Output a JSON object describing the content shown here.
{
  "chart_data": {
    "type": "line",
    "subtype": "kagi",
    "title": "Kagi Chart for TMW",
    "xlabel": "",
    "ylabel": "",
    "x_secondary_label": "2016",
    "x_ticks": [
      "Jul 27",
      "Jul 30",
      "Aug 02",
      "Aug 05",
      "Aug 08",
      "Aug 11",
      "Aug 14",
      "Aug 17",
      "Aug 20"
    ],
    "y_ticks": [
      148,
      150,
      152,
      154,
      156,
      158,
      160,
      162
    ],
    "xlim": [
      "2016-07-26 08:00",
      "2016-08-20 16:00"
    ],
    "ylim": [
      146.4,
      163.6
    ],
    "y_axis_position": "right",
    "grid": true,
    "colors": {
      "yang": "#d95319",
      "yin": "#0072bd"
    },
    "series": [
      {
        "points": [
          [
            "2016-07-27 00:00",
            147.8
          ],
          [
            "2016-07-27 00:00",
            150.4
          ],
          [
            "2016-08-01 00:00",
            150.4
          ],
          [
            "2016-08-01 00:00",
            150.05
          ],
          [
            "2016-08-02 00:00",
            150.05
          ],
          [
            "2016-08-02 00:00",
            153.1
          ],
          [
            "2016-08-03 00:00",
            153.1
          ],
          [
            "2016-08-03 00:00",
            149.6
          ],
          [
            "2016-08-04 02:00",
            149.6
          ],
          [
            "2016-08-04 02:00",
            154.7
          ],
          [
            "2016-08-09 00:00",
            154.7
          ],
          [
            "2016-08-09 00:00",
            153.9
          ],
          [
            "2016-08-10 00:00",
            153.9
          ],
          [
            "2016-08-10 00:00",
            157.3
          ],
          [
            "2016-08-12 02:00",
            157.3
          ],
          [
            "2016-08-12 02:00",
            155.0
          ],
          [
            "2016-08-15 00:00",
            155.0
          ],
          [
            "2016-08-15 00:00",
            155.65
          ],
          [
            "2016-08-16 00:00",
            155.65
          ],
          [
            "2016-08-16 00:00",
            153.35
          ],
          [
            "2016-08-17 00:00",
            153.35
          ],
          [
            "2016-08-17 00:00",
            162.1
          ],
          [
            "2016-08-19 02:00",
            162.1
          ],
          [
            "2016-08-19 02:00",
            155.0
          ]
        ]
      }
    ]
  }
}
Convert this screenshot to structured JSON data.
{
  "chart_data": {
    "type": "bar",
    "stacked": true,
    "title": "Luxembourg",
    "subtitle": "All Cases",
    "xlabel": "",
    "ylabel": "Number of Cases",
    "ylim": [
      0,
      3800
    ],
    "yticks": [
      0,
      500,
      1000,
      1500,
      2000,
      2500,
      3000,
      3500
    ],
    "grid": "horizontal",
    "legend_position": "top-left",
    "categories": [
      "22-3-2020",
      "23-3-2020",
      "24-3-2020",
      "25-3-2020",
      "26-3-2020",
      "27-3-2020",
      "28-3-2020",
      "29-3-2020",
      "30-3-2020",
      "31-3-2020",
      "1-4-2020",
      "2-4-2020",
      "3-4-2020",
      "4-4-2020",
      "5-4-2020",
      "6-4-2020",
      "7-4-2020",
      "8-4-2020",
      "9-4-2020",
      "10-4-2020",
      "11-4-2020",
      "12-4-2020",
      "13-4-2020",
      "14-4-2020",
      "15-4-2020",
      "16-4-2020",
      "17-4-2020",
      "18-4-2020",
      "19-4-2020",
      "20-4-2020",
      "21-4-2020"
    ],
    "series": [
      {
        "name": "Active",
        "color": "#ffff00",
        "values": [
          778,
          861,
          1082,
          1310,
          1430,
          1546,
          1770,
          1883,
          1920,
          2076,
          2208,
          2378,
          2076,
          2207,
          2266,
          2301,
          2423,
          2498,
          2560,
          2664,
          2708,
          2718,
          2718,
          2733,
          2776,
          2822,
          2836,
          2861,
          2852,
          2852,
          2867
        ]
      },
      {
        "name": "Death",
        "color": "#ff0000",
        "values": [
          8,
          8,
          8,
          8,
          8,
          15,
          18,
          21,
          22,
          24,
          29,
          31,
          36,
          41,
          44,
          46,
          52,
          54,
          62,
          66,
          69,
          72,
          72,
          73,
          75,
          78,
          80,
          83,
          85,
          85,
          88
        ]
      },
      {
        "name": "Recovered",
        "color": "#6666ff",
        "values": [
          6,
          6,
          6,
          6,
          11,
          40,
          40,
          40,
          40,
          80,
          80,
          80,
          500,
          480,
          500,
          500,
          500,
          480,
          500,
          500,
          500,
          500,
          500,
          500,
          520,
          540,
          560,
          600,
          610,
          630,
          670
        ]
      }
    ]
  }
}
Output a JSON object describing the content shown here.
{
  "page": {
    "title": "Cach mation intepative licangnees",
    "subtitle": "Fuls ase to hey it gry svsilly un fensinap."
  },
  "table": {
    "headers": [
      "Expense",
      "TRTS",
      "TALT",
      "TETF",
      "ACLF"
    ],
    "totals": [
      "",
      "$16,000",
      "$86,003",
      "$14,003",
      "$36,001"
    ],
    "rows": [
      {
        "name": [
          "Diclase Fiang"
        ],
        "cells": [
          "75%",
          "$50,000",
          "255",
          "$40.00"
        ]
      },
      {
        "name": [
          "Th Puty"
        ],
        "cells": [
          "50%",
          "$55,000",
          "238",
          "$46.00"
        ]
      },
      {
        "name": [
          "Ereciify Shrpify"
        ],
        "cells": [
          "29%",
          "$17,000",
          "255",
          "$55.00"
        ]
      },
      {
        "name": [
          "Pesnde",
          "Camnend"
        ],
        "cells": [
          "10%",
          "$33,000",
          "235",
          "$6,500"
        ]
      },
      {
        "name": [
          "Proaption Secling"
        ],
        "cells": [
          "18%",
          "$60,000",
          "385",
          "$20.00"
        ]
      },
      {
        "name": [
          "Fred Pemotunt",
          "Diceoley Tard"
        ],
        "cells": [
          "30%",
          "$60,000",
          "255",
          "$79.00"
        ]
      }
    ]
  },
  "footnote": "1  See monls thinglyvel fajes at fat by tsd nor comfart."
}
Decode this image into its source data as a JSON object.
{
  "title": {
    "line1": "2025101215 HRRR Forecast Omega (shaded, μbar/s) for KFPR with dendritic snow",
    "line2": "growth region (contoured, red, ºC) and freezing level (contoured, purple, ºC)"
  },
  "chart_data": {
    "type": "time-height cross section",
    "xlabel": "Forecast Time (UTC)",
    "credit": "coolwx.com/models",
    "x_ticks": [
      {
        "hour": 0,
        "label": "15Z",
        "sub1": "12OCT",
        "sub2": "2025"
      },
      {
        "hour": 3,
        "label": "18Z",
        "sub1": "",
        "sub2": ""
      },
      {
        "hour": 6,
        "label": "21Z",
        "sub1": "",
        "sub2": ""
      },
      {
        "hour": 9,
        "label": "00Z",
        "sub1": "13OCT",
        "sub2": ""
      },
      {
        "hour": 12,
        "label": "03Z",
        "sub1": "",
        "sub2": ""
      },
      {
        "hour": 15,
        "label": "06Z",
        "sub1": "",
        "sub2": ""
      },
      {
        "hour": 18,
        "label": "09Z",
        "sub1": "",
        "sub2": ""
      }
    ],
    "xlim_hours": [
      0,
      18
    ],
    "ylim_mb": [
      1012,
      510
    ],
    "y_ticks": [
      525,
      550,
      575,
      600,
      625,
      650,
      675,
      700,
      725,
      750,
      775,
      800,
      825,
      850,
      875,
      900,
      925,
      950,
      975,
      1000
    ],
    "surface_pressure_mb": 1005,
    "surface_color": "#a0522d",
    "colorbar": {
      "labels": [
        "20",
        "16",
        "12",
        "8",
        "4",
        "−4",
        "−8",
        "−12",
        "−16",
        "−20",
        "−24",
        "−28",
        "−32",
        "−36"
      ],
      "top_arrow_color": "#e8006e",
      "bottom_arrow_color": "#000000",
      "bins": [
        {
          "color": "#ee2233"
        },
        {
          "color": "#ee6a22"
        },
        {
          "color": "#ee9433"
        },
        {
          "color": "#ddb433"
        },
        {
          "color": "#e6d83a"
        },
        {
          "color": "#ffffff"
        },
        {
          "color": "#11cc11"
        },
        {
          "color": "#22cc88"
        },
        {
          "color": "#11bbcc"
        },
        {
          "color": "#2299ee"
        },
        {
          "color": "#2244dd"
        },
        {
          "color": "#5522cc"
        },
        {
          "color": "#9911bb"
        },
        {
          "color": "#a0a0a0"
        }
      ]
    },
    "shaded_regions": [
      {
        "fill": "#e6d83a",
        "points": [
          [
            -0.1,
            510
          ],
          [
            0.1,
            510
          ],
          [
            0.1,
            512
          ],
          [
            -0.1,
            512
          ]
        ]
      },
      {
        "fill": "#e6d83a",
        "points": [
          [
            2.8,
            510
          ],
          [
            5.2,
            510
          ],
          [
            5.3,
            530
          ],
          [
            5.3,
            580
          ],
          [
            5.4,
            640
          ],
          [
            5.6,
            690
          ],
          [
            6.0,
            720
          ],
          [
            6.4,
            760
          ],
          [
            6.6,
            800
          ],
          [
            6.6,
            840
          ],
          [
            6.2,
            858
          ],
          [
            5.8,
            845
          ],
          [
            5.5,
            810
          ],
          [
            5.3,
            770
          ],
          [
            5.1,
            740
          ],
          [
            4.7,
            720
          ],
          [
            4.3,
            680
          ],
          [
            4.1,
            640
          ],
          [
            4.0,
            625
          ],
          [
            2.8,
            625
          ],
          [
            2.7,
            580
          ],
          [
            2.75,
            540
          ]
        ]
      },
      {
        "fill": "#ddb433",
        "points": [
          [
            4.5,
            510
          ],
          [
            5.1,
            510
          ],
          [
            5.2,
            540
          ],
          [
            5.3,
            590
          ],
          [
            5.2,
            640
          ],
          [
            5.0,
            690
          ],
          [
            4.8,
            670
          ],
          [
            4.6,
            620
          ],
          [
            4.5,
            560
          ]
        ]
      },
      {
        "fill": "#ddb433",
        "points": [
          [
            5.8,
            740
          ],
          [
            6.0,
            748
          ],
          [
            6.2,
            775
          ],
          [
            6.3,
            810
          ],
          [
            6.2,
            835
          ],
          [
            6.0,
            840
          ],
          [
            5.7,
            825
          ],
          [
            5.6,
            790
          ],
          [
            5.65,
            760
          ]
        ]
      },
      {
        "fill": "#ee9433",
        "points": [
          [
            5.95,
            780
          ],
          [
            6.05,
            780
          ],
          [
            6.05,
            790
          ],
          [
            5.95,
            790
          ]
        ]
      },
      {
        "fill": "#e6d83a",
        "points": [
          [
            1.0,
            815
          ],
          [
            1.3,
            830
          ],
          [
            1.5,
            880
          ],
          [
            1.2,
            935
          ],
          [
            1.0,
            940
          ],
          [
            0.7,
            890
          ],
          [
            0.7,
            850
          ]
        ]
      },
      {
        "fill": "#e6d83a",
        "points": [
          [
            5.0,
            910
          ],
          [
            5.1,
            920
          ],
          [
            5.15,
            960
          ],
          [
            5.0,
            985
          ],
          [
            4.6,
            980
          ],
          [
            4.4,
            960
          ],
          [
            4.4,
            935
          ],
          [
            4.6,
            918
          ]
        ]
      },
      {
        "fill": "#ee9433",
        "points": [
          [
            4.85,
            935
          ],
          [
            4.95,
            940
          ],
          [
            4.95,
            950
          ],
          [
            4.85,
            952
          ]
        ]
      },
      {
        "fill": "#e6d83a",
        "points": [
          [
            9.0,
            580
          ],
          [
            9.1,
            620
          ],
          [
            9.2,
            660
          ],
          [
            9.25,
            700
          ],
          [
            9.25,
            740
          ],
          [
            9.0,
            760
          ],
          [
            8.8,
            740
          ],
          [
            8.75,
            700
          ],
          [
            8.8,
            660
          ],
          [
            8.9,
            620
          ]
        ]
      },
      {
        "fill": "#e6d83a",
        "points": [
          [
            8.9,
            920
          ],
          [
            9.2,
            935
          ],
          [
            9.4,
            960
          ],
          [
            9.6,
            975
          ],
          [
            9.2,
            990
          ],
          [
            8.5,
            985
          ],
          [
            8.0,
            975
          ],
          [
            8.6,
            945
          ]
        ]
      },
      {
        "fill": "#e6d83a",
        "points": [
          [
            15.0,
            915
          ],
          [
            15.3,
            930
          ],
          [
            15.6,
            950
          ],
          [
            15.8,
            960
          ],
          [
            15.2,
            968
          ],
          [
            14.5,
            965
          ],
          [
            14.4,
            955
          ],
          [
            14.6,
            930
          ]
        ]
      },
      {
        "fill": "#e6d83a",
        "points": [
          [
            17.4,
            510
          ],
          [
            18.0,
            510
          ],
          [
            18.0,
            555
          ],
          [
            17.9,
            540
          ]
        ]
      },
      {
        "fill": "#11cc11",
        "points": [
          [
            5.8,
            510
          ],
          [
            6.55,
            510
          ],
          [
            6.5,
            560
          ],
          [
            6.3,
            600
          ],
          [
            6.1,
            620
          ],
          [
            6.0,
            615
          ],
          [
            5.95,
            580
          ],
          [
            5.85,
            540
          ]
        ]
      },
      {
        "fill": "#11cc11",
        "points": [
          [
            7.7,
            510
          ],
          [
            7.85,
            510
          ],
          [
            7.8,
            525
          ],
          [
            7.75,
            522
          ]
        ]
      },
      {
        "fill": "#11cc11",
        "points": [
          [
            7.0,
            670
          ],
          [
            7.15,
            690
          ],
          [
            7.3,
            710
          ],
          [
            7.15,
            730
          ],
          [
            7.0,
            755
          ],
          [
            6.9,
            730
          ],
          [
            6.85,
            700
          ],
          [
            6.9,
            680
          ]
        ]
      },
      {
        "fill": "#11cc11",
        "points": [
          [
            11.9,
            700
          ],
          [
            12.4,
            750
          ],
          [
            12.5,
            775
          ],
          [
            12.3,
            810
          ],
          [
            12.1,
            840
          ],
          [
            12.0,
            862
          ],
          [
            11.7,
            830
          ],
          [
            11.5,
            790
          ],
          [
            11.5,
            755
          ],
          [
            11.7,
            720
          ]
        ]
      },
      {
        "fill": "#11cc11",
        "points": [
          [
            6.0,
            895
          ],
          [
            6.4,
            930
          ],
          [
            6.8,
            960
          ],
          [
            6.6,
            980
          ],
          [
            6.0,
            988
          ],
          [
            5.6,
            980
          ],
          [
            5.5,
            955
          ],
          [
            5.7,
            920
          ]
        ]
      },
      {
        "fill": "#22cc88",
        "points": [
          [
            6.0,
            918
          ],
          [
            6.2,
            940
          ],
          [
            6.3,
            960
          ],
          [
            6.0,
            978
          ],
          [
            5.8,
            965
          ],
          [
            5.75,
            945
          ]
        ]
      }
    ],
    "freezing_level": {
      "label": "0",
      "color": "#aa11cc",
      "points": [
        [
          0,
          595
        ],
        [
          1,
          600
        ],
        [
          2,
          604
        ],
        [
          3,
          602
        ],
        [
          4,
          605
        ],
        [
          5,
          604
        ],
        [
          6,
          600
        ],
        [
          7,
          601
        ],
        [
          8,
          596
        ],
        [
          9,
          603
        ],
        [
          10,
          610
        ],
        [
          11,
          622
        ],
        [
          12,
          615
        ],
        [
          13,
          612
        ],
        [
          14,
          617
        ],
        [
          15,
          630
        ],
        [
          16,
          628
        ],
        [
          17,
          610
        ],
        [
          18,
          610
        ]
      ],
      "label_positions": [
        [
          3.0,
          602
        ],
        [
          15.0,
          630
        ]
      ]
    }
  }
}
= = =
▶ [STATED EXERCISE]
From the entries above, copy every line containing the word "subtitle".

▶ [SOLUTION FOR THIS EXERCISE]
    "subtitle": "All Cases",
    "subtitle": "Fuls ase to hey it gry svsilly un fensinap."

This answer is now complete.